▶ **WHAT THE TASK ASKS**: Report all lines from the entries below in which "Last" appears.

▶ **INPUT MATERIAL**:
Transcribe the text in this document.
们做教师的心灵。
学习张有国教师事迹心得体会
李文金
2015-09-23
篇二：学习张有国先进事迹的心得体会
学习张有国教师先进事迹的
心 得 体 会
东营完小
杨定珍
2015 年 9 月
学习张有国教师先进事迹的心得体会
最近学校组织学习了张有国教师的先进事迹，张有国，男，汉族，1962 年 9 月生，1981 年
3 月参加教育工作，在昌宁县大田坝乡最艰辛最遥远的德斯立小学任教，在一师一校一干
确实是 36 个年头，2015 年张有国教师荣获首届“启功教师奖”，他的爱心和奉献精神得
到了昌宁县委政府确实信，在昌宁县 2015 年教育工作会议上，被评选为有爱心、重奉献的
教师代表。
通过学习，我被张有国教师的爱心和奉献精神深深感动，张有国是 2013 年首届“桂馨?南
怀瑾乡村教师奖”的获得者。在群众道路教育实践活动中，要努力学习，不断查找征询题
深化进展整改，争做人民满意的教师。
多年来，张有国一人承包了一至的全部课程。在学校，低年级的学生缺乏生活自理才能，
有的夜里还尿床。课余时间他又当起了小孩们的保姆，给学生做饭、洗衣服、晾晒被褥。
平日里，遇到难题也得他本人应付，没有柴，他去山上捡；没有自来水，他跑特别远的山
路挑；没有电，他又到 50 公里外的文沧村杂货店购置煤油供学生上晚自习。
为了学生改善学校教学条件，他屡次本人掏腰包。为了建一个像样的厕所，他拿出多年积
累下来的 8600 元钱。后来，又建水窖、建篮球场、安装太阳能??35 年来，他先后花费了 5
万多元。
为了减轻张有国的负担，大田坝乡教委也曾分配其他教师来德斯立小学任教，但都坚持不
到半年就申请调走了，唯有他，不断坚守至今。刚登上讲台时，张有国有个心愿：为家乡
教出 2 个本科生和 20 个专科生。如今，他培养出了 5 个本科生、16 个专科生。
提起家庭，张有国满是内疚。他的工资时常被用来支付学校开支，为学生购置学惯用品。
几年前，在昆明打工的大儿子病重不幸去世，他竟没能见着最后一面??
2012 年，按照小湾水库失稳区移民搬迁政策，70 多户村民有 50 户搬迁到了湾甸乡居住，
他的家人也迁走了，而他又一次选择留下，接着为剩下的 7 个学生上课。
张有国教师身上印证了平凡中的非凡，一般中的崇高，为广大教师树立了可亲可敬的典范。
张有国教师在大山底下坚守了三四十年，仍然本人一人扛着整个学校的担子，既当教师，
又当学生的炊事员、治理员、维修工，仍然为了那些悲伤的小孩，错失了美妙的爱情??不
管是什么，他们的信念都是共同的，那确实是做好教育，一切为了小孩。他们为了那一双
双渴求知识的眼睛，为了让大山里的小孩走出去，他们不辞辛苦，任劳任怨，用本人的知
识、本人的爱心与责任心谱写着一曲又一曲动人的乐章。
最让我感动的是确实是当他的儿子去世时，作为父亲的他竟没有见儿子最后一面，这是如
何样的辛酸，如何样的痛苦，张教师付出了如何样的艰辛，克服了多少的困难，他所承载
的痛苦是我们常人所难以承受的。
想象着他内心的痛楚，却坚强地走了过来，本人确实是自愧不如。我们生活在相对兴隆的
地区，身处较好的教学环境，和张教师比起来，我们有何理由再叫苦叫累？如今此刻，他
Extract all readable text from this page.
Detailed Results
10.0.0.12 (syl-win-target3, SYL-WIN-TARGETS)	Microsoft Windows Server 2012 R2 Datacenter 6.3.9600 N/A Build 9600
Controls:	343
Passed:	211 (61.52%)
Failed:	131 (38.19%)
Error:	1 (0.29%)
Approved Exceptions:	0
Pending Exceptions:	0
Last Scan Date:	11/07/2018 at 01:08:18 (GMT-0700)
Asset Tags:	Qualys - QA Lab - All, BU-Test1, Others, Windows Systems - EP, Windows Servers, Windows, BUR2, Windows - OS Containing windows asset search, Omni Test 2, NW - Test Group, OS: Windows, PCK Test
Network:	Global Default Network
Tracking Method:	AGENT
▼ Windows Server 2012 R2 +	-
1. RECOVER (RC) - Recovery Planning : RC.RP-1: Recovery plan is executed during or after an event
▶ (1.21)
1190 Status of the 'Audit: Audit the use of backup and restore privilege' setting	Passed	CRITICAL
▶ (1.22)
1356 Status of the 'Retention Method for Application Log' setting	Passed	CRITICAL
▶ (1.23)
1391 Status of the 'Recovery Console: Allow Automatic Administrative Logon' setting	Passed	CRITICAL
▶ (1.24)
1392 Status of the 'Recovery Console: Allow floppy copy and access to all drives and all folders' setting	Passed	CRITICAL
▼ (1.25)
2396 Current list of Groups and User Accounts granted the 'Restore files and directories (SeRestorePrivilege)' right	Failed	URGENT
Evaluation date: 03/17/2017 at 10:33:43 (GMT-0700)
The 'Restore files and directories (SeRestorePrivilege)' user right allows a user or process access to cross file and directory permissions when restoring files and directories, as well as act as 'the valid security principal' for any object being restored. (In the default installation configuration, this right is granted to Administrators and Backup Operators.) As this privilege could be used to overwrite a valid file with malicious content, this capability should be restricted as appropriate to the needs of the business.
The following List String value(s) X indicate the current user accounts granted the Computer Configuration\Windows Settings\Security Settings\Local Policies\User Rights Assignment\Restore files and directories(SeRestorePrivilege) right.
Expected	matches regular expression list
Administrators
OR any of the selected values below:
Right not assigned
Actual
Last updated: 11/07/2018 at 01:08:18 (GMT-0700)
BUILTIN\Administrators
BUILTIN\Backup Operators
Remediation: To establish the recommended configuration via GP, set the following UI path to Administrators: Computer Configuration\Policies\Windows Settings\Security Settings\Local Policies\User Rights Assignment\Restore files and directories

▶ **RESPONSE TO THE EXERCISE**:
Last Scan Date:	11/07/2018 at 01:08:18 (GMT-0700)
Last updated: 11/07/2018 at 01:08:18 (GMT-0700)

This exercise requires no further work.